THE EXERCISE |
Transcribe all records exactly.

TASK MATERIAL |
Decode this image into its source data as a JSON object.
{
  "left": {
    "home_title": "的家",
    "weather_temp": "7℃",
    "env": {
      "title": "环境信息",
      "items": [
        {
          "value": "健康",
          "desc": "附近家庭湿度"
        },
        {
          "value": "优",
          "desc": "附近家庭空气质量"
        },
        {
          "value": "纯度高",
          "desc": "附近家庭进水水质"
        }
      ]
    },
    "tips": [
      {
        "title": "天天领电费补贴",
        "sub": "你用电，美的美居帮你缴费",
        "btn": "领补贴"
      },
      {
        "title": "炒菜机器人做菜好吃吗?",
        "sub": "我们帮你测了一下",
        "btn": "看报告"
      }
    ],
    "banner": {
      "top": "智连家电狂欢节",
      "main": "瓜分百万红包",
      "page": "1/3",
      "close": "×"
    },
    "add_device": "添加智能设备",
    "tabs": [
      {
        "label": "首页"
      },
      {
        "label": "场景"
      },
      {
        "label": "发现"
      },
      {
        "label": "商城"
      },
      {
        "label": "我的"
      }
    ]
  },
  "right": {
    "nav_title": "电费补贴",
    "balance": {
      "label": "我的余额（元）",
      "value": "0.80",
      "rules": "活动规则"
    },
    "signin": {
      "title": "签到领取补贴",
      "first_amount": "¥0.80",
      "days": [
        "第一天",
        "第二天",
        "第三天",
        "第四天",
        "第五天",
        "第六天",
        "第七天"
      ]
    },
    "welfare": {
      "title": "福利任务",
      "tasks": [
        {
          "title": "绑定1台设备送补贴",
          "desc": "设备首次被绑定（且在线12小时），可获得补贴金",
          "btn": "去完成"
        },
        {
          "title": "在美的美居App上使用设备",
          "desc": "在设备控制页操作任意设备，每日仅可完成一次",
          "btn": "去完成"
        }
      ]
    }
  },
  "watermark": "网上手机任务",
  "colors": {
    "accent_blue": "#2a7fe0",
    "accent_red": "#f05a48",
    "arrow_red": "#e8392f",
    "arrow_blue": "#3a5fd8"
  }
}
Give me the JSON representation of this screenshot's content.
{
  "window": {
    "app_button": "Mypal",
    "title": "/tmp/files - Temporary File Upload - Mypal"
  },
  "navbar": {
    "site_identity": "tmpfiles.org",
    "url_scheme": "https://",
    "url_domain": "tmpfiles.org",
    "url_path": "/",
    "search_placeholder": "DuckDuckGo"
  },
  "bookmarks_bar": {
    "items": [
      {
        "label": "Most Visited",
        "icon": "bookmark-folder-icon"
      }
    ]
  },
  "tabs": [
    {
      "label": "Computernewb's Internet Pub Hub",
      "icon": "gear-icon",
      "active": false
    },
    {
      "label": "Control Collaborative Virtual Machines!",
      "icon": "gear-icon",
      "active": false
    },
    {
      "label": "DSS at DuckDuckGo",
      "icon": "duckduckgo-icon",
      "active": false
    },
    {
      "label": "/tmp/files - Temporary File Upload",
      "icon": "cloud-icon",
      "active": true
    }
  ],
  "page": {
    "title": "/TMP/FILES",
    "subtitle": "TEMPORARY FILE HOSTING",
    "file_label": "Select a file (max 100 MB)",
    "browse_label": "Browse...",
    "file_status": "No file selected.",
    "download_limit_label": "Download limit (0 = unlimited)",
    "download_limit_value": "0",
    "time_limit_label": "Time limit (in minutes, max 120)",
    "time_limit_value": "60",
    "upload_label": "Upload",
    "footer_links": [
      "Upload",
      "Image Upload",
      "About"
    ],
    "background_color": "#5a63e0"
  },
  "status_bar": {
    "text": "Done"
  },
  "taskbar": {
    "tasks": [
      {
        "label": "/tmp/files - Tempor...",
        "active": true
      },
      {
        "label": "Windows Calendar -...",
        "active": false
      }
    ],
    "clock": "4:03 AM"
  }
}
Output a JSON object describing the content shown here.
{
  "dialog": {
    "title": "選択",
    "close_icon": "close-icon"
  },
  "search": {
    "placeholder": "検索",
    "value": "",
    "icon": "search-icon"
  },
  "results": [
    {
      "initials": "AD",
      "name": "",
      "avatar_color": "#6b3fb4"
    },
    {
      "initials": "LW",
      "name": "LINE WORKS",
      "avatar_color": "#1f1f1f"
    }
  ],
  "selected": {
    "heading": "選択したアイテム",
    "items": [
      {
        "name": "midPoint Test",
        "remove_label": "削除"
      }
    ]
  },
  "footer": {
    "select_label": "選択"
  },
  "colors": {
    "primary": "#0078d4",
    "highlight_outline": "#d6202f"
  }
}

FULL ANSWER |
Decode this image into its source data as a JSON object.
{
  "left": {
    "home_title": "的家",
    "weather_temp": "7℃",
    "env": {
      "title": "环境信息",
      "items": [
        {
          "value": "健康",
          "desc": "附近家庭湿度"
        },
        {
          "value": "优",
          "desc": "附近家庭空气质量"
        },
        {
          "value": "纯度高",
          "desc": "附近家庭进水水质"
        }
      ]
    },
    "tips": [
      {
        "title": "天天领电费补贴",
        "sub": "你用电，美的美居帮你缴费",
        "btn": "领补贴"
      },
      {
        "title": "炒菜机器人做菜好吃吗?",
        "sub": "我们帮你测了一下",
        "btn": "看报告"
      }
    ],
    "banner": {
      "top": "智连家电狂欢节",
      "main": "瓜分百万红包",
      "page": "1/3",
      "close": "×"
    },
    "add_device": "添加智能设备",
    "tabs": [
      {
        "label": "首页"
      },
      {
        "label": "场景"
      },
      {
        "label": "发现"
      },
      {
        "label": "商城"
      },
      {
        "label": "我的"
      }
    ]
  },
  "right": {
    "nav_title": "电费补贴",
    "balance": {
      "label": "我的余额（元）",
      "value": "0.80",
      "rules": "活动规则"
    },
    "signin": {
      "title": "签到领取补贴",
      "first_amount": "¥0.80",
      "days": [
        "第一天",
        "第二天",
        "第三天",
        "第四天",
        "第五天",
        "第六天",
        "第七天"
      ]
    },
    "welfare": {
      "title": "福利任务",
      "tasks": [
        {
          "title": "绑定1台设备送补贴",
          "desc": "设备首次被绑定（且在线12小时），可获得补贴金",
          "btn": "去完成"
        },
        {
          "title": "在美的美居App上使用设备",
          "desc": "在设备控制页操作任意设备，每日仅可完成一次",
          "btn": "去完成"
        }
      ]
    }
  },
  "watermark": "网上手机任务",
  "colors": {
    "accent_blue": "#2a7fe0",
    "accent_red": "#f05a48",
    "arrow_red": "#e8392f",
    "arrow_blue": "#3a5fd8"
  }
}
Give me the JSON representation of this screenshot's content.
{
  "window": {
    "app_button": "Mypal",
    "title": "/tmp/files - Temporary File Upload - Mypal"
  },
  "navbar": {
    "site_identity": "tmpfiles.org",
    "url_scheme": "https://",
    "url_domain": "tmpfiles.org",
    "url_path": "/",
    "search_placeholder": "DuckDuckGo"
  },
  "bookmarks_bar": {
    "items": [
      {
        "label": "Most Visited",
        "icon": "bookmark-folder-icon"
      }
    ]
  },
  "tabs": [
    {
      "label": "Computernewb's Internet Pub Hub",
      "icon": "gear-icon",
      "active": false
    },
    {
      "label": "Control Collaborative Virtual Machines!",
      "icon": "gear-icon",
      "active": false
    },
    {
      "label": "DSS at DuckDuckGo",
      "icon": "duckduckgo-icon",
      "active": false
    },
    {
      "label": "/tmp/files - Temporary File Upload",
      "icon": "cloud-icon",
      "active": true
    }
  ],
  "page": {
    "title": "/TMP/FILES",
    "subtitle": "TEMPORARY FILE HOSTING",
    "file_label": "Select a file (max 100 MB)",
    "browse_label": "Browse...",
    "file_status": "No file selected.",
    "download_limit_label": "Download limit (0 = unlimited)",
    "download_limit_value": "0",
    "time_limit_label": "Time limit (in minutes, max 120)",
    "time_limit_value": "60",
    "upload_label": "Upload",
    "footer_links": [
      "Upload",
      "Image Upload",
      "About"
    ],
    "background_color": "#5a63e0"
  },
  "status_bar": {
    "text": "Done"
  },
  "taskbar": {
    "tasks": [
      {
        "label": "/tmp/files - Tempor...",
        "active": true
      },
      {
        "label": "Windows Calendar -...",
        "active": false
      }
    ],
    "clock": "4:03 AM"
  }
}
Output a JSON object describing the content shown here.
{
  "dialog": {
    "title": "選択",
    "close_icon": "close-icon"
  },
  "search": {
    "placeholder": "検索",
    "value": "",
    "icon": "search-icon"
  },
  "results": [
    {
      "initials": "AD",
      "name": "",
      "avatar_color": "#6b3fb4"
    },
    {
      "initials": "LW",
      "name": "LINE WORKS",
      "avatar_color": "#1f1f1f"
    }
  ],
  "selected": {
    "heading": "選択したアイテム",
    "items": [
      {
        "name": "midPoint Test",
        "remove_label": "削除"
      }
    ]
  },
  "footer": {
    "select_label": "選択"
  },
  "colors": {
    "primary": "#0078d4",
    "highlight_outline": "#d6202f"
  }
}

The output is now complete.